# Entries provided:
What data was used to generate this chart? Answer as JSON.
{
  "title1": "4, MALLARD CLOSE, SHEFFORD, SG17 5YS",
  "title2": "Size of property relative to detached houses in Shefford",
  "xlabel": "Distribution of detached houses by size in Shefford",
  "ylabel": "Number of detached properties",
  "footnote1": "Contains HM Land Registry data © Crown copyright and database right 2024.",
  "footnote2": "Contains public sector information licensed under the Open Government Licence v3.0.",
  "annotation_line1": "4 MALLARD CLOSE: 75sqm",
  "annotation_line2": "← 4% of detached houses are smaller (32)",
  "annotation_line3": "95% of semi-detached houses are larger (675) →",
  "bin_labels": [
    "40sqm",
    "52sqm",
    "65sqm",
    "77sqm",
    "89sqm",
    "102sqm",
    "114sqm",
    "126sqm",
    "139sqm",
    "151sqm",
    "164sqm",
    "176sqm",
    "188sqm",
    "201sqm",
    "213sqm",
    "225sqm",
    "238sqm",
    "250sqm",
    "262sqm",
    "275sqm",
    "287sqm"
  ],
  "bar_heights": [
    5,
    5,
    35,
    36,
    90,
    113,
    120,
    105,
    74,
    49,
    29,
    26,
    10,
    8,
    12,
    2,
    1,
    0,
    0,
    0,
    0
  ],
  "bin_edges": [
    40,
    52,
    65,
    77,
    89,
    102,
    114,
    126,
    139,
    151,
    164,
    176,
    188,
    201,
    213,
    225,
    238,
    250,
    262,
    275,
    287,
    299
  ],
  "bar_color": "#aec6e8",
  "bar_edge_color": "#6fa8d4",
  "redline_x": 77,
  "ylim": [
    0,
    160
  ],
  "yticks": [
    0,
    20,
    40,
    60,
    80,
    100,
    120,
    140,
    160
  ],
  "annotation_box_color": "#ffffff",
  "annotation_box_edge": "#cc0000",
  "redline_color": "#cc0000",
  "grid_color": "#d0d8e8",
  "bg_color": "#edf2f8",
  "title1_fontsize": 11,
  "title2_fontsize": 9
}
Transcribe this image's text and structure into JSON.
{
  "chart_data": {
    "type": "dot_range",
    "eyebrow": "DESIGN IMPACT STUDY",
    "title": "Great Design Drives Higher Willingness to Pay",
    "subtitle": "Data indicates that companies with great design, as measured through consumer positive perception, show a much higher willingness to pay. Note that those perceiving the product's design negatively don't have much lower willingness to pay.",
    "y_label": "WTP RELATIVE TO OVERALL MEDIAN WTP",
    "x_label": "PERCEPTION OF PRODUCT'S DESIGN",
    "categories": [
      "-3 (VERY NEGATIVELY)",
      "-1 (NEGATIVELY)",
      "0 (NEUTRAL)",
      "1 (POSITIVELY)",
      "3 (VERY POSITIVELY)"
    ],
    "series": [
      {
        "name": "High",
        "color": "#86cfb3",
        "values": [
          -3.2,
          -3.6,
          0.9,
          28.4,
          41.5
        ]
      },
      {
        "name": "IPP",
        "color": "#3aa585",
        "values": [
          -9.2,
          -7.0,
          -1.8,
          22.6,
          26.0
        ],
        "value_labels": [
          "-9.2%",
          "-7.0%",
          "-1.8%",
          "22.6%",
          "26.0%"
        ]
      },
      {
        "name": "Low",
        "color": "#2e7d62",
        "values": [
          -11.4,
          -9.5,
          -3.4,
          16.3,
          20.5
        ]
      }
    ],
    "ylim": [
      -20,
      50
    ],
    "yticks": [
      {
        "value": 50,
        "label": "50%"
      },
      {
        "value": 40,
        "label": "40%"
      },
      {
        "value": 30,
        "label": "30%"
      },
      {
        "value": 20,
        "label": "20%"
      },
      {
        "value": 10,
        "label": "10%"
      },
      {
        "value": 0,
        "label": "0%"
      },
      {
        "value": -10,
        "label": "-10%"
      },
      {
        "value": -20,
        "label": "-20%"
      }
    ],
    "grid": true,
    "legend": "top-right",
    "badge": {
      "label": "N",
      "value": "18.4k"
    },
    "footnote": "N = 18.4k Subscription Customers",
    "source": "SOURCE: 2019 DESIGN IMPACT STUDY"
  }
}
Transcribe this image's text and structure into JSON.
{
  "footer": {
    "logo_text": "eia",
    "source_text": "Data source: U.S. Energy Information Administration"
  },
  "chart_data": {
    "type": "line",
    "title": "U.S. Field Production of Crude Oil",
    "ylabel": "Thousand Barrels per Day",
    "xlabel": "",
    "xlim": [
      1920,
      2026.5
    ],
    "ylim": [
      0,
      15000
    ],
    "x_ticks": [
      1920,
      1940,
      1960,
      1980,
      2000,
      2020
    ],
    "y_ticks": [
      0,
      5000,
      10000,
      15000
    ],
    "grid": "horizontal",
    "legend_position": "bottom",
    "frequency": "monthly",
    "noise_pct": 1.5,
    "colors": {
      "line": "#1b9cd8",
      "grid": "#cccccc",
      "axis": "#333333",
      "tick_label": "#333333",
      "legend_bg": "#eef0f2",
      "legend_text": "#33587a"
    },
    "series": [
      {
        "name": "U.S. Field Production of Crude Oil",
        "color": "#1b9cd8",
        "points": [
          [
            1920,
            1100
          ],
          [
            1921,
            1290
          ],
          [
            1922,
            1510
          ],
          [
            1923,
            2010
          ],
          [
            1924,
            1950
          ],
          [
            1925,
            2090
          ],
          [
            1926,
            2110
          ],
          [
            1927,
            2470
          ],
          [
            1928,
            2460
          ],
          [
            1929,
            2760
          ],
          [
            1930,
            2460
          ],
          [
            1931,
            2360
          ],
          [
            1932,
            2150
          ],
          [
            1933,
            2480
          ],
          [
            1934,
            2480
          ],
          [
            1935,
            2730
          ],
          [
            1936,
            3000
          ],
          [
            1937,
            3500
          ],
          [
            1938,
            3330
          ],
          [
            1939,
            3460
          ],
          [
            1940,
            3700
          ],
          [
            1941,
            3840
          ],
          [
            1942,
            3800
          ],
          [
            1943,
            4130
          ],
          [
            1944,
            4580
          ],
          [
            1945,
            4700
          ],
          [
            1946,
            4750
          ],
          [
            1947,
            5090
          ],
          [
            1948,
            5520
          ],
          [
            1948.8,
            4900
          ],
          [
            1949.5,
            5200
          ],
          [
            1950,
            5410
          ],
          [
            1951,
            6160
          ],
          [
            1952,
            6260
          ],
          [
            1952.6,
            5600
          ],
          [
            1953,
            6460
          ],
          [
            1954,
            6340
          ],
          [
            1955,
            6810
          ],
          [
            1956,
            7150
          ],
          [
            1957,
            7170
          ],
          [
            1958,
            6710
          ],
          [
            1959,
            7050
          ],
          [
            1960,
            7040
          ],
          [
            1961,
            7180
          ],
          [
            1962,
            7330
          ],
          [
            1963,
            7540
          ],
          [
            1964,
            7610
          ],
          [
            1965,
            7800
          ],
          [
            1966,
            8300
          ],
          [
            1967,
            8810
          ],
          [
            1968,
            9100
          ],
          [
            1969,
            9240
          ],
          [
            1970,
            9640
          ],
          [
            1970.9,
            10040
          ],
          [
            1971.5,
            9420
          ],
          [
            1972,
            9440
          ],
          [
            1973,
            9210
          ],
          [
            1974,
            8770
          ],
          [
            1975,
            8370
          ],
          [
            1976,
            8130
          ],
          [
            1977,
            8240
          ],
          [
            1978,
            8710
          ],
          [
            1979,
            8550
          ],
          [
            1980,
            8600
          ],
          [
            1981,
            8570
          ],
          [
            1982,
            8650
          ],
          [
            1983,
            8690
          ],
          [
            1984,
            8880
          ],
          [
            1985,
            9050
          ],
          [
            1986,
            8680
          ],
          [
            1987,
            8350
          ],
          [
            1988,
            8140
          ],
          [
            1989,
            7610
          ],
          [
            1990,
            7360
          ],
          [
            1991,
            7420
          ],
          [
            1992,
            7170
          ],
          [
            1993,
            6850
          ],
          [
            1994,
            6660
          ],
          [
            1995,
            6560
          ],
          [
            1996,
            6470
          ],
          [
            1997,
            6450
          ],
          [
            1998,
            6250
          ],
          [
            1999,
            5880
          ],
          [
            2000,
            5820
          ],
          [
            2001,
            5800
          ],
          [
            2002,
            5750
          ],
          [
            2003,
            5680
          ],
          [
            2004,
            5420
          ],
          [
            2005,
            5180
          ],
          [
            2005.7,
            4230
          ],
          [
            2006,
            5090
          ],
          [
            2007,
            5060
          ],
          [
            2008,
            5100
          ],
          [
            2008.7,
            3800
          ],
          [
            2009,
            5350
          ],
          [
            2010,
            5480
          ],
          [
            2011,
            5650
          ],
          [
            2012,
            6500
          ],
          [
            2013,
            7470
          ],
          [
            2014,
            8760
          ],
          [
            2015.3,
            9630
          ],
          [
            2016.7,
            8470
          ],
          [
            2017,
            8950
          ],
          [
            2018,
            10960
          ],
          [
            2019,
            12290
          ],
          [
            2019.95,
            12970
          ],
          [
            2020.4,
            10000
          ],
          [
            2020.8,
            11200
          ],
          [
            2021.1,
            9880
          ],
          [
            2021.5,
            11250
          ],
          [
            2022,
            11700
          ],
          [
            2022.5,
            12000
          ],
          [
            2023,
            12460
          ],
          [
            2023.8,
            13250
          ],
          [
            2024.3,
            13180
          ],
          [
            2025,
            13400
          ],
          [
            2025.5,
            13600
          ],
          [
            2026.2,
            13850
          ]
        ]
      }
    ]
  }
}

# Prompt:
Scan the records above for the string "CLOSE", then report every line that contains it.

# Solution for this problem:
  "title1": "4, MALLARD CLOSE, SHEFFORD, SG17 5YS",
  "annotation_line1": "4 MALLARD CLOSE: 75sqm",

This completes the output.